◆ How to complete this task
Omit the pictures and reproduce the rest of the listing exactly.

____

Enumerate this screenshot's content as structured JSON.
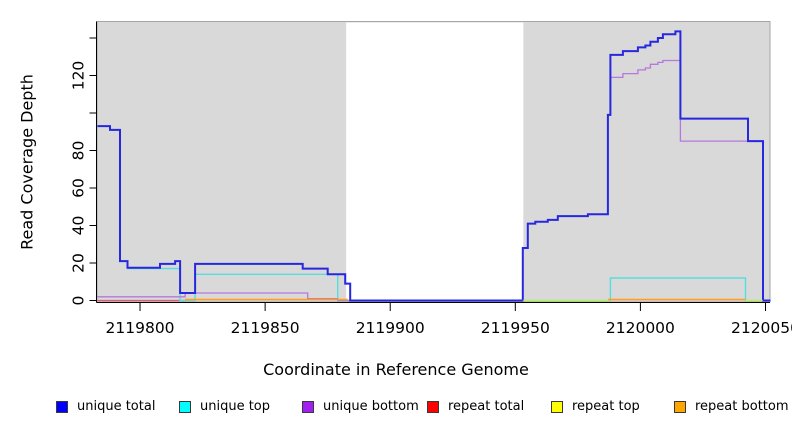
{
  "figure": {
    "xlabel": "Coordinate in Reference Genome",
    "ylabel": "Read Coverage Depth"
  },
  "axes": {
    "x_ticks": [
      {
        "value": 2119800,
        "label": "2119800"
      },
      {
        "value": 2119850,
        "label": "2119850"
      },
      {
        "value": 2119900,
        "label": "2119900"
      },
      {
        "value": 2119950,
        "label": "2119950"
      },
      {
        "value": 2120000,
        "label": "2120000"
      },
      {
        "value": 2120050,
        "label": "2120050"
      }
    ],
    "y_ticks": [
      {
        "value": 0,
        "label": "0"
      },
      {
        "value": 20,
        "label": "20"
      },
      {
        "value": 40,
        "label": "40"
      },
      {
        "value": 60,
        "label": "60"
      },
      {
        "value": 80,
        "label": "80"
      },
      {
        "value": 100,
        "label": ""
      },
      {
        "value": 120,
        "label": "120"
      },
      {
        "value": 140,
        "label": ""
      }
    ]
  },
  "legend": {
    "items": [
      {
        "label": "unique total",
        "color": "#0000ff"
      },
      {
        "label": "unique top",
        "color": "#00ffff"
      },
      {
        "label": "unique bottom",
        "color": "#a020f0"
      },
      {
        "label": "repeat total",
        "color": "#ff0000"
      },
      {
        "label": "repeat top",
        "color": "#ffff00"
      },
      {
        "label": "repeat bottom",
        "color": "#ffa500"
      }
    ]
  },
  "chart_data": {
    "type": "line",
    "subtype": "step",
    "title": "",
    "xlabel": "Coordinate in Reference Genome",
    "ylabel": "Read Coverage Depth",
    "xlim": [
      2119782.8,
      2120051.8
    ],
    "ylim": [
      -0.8,
      148.8
    ],
    "grid": false,
    "legend_position": "bottom",
    "background_bands": [
      {
        "from": 2119782.8,
        "to": 2120051.8,
        "color": "#d9d9d9",
        "border": "#a6a6a6"
      },
      {
        "from": 2119882.4,
        "to": 2119953.2,
        "color": "#ffffff",
        "border": "none"
      }
    ],
    "series": [
      {
        "name": "repeat total",
        "color": "#e85570",
        "width": 1.3,
        "opacity": 1,
        "segments": [
          [
            [
              2119783,
              0
            ],
            [
              2119818,
              0
            ]
          ]
        ]
      },
      {
        "name": "unique top",
        "color": "#55dde0",
        "width": 1.4,
        "opacity": 1,
        "segments": [
          [
            [
              2119783,
              93
            ],
            [
              2119788,
              91
            ],
            [
              2119792,
              21
            ],
            [
              2119795,
              17
            ],
            [
              2119816,
              0
            ],
            [
              2119822,
              14
            ],
            [
              2119879,
              0
            ],
            [
              2119988,
              12
            ],
            [
              2120042,
              0
            ],
            [
              2120052,
              0
            ]
          ]
        ]
      },
      {
        "name": "unique bottom",
        "color": "#b678dd",
        "width": 1.3,
        "opacity": 1,
        "segments": [
          [
            [
              2119783,
              2
            ],
            [
              2119818,
              4
            ],
            [
              2119867,
              1
            ],
            [
              2119879,
              0
            ],
            [
              2119953,
              28
            ],
            [
              2119955,
              41
            ],
            [
              2119958,
              42
            ],
            [
              2119963,
              43
            ],
            [
              2119967,
              45
            ],
            [
              2119979,
              46
            ],
            [
              2119987,
              99
            ],
            [
              2119988,
              119
            ],
            [
              2119993,
              121
            ],
            [
              2119999,
              123
            ],
            [
              2120002,
              124
            ],
            [
              2120004,
              126
            ],
            [
              2120007,
              127
            ],
            [
              2120009,
              128
            ],
            [
              2120016,
              85
            ],
            [
              2120049,
              0
            ],
            [
              2120052,
              0
            ]
          ]
        ]
      },
      {
        "name": "unique total",
        "color": "#2727e0",
        "width": 2,
        "opacity": 1,
        "segments": [
          [
            [
              2119783,
              93
            ],
            [
              2119788,
              91
            ],
            [
              2119792,
              21
            ],
            [
              2119795,
              17.5
            ],
            [
              2119808,
              19.5
            ],
            [
              2119814,
              21
            ],
            [
              2119816,
              4
            ],
            [
              2119822,
              19.5
            ],
            [
              2119865,
              17
            ],
            [
              2119875,
              14
            ],
            [
              2119882,
              9
            ],
            [
              2119884,
              0
            ],
            [
              2119953,
              28
            ],
            [
              2119955,
              41
            ],
            [
              2119958,
              42
            ],
            [
              2119963,
              43
            ],
            [
              2119967,
              45
            ],
            [
              2119979,
              46
            ],
            [
              2119987,
              99
            ],
            [
              2119988,
              131
            ],
            [
              2119993,
              133
            ],
            [
              2119999,
              135
            ],
            [
              2120002,
              136
            ],
            [
              2120004,
              138
            ],
            [
              2120007,
              140
            ],
            [
              2120009,
              142
            ],
            [
              2120014,
              143.5
            ],
            [
              2120016,
              97
            ],
            [
              2120043,
              85
            ],
            [
              2120049,
              0
            ],
            [
              2120052,
              0
            ]
          ]
        ]
      },
      {
        "name": "repeat top",
        "color": "#ffff00",
        "width": 1.5,
        "opacity": 0.6,
        "segments": [
          [
            [
              2119953,
              0
            ],
            [
              2119988,
              0
            ]
          ],
          [
            [
              2120042,
              0
            ],
            [
              2120049,
              0
            ]
          ]
        ]
      },
      {
        "name": "repeat bottom",
        "color": "#ff9d1e",
        "width": 1.6,
        "opacity": 1,
        "segments": [
          [
            [
              2119818,
              0.5
            ],
            [
              2119883,
              0.5
            ]
          ],
          [
            [
              2119987,
              0.5
            ],
            [
              2120042,
              0.5
            ]
          ]
        ]
      }
    ]
  }
}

____

◆ Response to this exercise
Enumerate this screenshot's content as structured JSON.
{
  "figure": {
    "xlabel": "Coordinate in Reference Genome",
    "ylabel": "Read Coverage Depth"
  },
  "axes": {
    "x_ticks": [
      {
        "value": 2119800,
        "label": "2119800"
      },
      {
        "value": 2119850,
        "label": "2119850"
      },
      {
        "value": 2119900,
        "label": "2119900"
      },
      {
        "value": 2119950,
        "label": "2119950"
      },
      {
        "value": 2120000,
        "label": "2120000"
      },
      {
        "value": 2120050,
        "label": "2120050"
      }
    ],
    "y_ticks": [
      {
        "value": 0,
        "label": "0"
      },
      {
        "value": 20,
        "label": "20"
      },
      {
        "value": 40,
        "label": "40"
      },
      {
        "value": 60,
        "label": "60"
      },
      {
        "value": 80,
        "label": "80"
      },
      {
        "value": 100,
        "label": ""
      },
      {
        "value": 120,
        "label": "120"
      },
      {
        "value": 140,
        "label": ""
      }
    ]
  },
  "legend": {
    "items": [
      {
        "label": "unique total",
        "color": "#0000ff"
      },
      {
        "label": "unique top",
        "color": "#00ffff"
      },
      {
        "label": "unique bottom",
        "color": "#a020f0"
      },
      {
        "label": "repeat total",
        "color": "#ff0000"
      },
      {
        "label": "repeat top",
        "color": "#ffff00"
      },
      {
        "label": "repeat bottom",
        "color": "#ffa500"
      }
    ]
  },
  "chart_data": {
    "type": "line",
    "subtype": "step",
    "title": "",
    "xlabel": "Coordinate in Reference Genome",
    "ylabel": "Read Coverage Depth",
    "xlim": [
      2119782.8,
      2120051.8
    ],
    "ylim": [
      -0.8,
      148.8
    ],
    "grid": false,
    "legend_position": "bottom",
    "background_bands": [
      {
        "from": 2119782.8,
        "to": 2120051.8,
        "color": "#d9d9d9",
        "border": "#a6a6a6"
      },
      {
        "from": 2119882.4,
        "to": 2119953.2,
        "color": "#ffffff",
        "border": "none"
      }
    ],
    "series": [
      {
        "name": "repeat total",
        "color": "#e85570",
        "width": 1.3,
        "opacity": 1,
        "segments": [
          [
            [
              2119783,
              0
            ],
            [
              2119818,
              0
            ]
          ]
        ]
      },
      {
        "name": "unique top",
        "color": "#55dde0",
        "width": 1.4,
        "opacity": 1,
        "segments": [
          [
            [
              2119783,
              93
            ],
            [
              2119788,
              91
            ],
            [
              2119792,
              21
            ],
            [
              2119795,
              17
            ],
            [
              2119816,
              0
            ],
            [
              2119822,
              14
            ],
            [
              2119879,
              0
            ],
            [
              2119988,
              12
            ],
            [
              2120042,
              0
            ],
            [
              2120052,
              0
            ]
          ]
        ]
      },
      {
        "name": "unique bottom",
        "color": "#b678dd",
        "width": 1.3,
        "opacity": 1,
        "segments": [
          [
            [
              2119783,
              2
            ],
            [
              2119818,
              4
            ],
            [
              2119867,
              1
            ],
            [
              2119879,
              0
            ],
            [
              2119953,
              28
            ],
            [
              2119955,
              41
            ],
            [
              2119958,
              42
            ],
            [
              2119963,
              43
            ],
            [
              2119967,
              45
            ],
            [
              2119979,
              46
            ],
            [
              2119987,
              99
            ],
            [
              2119988,
              119
            ],
            [
              2119993,
              121
            ],
            [
              2119999,
              123
            ],
            [
              2120002,
              124
            ],
            [
              2120004,
              126
            ],
            [
              2120007,
              127
            ],
            [
              2120009,
              128
            ],
            [
              2120016,
              85
            ],
            [
              2120049,
              0
            ],
            [
              2120052,
              0
            ]
          ]
        ]
      },
      {
        "name": "unique total",
        "color": "#2727e0",
        "width": 2,
        "opacity": 1,
        "segments": [
          [
            [
              2119783,
              93
            ],
            [
              2119788,
              91
            ],
            [
              2119792,
              21
            ],
            [
              2119795,
              17.5
            ],
            [
              2119808,
              19.5
            ],
            [
              2119814,
              21
            ],
            [
              2119816,
              4
            ],
            [
              2119822,
              19.5
            ],
            [
              2119865,
              17
            ],
            [
              2119875,
              14
            ],
            [
              2119882,
              9
            ],
            [
              2119884,
              0
            ],
            [
              2119953,
              28
            ],
            [
              2119955,
              41
            ],
            [
              2119958,
              42
            ],
            [
              2119963,
              43
            ],
            [
              2119967,
              45
            ],
            [
              2119979,
              46
            ],
            [
              2119987,
              99
            ],
            [
              2119988,
              131
            ],
            [
              2119993,
              133
            ],
            [
              2119999,
              135
            ],
            [
              2120002,
              136
            ],
            [
              2120004,
              138
            ],
            [
              2120007,
              140
            ],
            [
              2120009,
              142
            ],
            [
              2120014,
              143.5
            ],
            [
              2120016,
              97
            ],
            [
              2120043,
              85
            ],
            [
              2120049,
              0
            ],
            [
              2120052,
              0
            ]
          ]
        ]
      },
      {
        "name": "repeat top",
        "color": "#ffff00",
        "width": 1.5,
        "opacity": 0.6,
        "segments": [
          [
            [
              2119953,
              0
            ],
            [
              2119988,
              0
            ]
          ],
          [
            [
              2120042,
              0
            ],
            [
              2120049,
              0
            ]
          ]
        ]
      },
      {
        "name": "repeat bottom",
        "color": "#ff9d1e",
        "width": 1.6,
        "opacity": 1,
        "segments": [
          [
            [
              2119818,
              0.5
            ],
            [
              2119883,
              0.5
            ]
          ],
          [
            [
              2119987,
              0.5
            ],
            [
              2120042,
              0.5
            ]
          ]
        ]
      }
    ]
  }
}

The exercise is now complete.